[Data items]
===
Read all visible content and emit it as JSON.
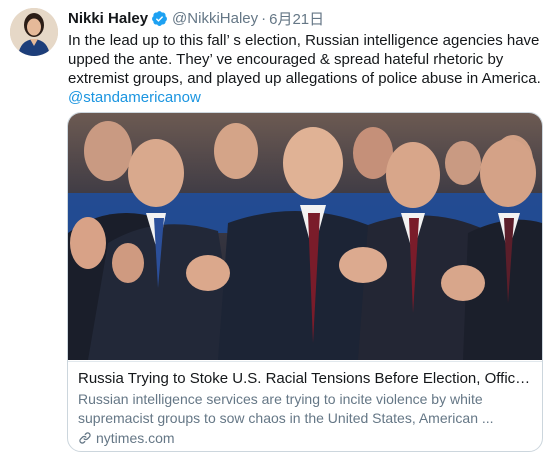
{
  "tweet": {
    "author_name": "Nikki Haley",
    "handle": "@NikkiHaley",
    "separator": "·",
    "date": "6月21日",
    "text_main": "In the lead up to this fall’ s election, Russian intelligence agencies have upped the ante. They’ ve encouraged & spread hateful rhetoric by extremist groups, and played up allegations of police abuse in America. ",
    "mention": "@standamericanow"
  },
  "card": {
    "title": "Russia Trying to Stoke U.S. Racial Tensions Before Election, Officia...",
    "description": "Russian intelligence services are trying to incite violence by white supremacist groups to sow chaos in the United States, American ...",
    "domain": "nytimes.com"
  },
  "icons": {
    "verified": "verified-badge-icon",
    "link": "link-icon"
  },
  "colors": {
    "link_blue": "#1b95e0",
    "muted": "#657786",
    "border": "#ccd6dd"
  }
}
===
**PROBLEM TO SOLVE**
Without the pictures, return the entries exactly as they appear.

**FINAL RESULT**
Read all visible content and emit it as JSON.
{
  "tweet": {
    "author_name": "Nikki Haley",
    "handle": "@NikkiHaley",
    "separator": "·",
    "date": "6月21日",
    "text_main": "In the lead up to this fall’ s election, Russian intelligence agencies have upped the ante. They’ ve encouraged & spread hateful rhetoric by extremist groups, and played up allegations of police abuse in America. ",
    "mention": "@standamericanow"
  },
  "card": {
    "title": "Russia Trying to Stoke U.S. Racial Tensions Before Election, Officia...",
    "description": "Russian intelligence services are trying to incite violence by white supremacist groups to sow chaos in the United States, American ...",
    "domain": "nytimes.com"
  },
  "icons": {
    "verified": "verified-badge-icon",
    "link": "link-icon"
  },
  "colors": {
    "link_blue": "#1b95e0",
    "muted": "#657786",
    "border": "#ccd6dd"
  }
}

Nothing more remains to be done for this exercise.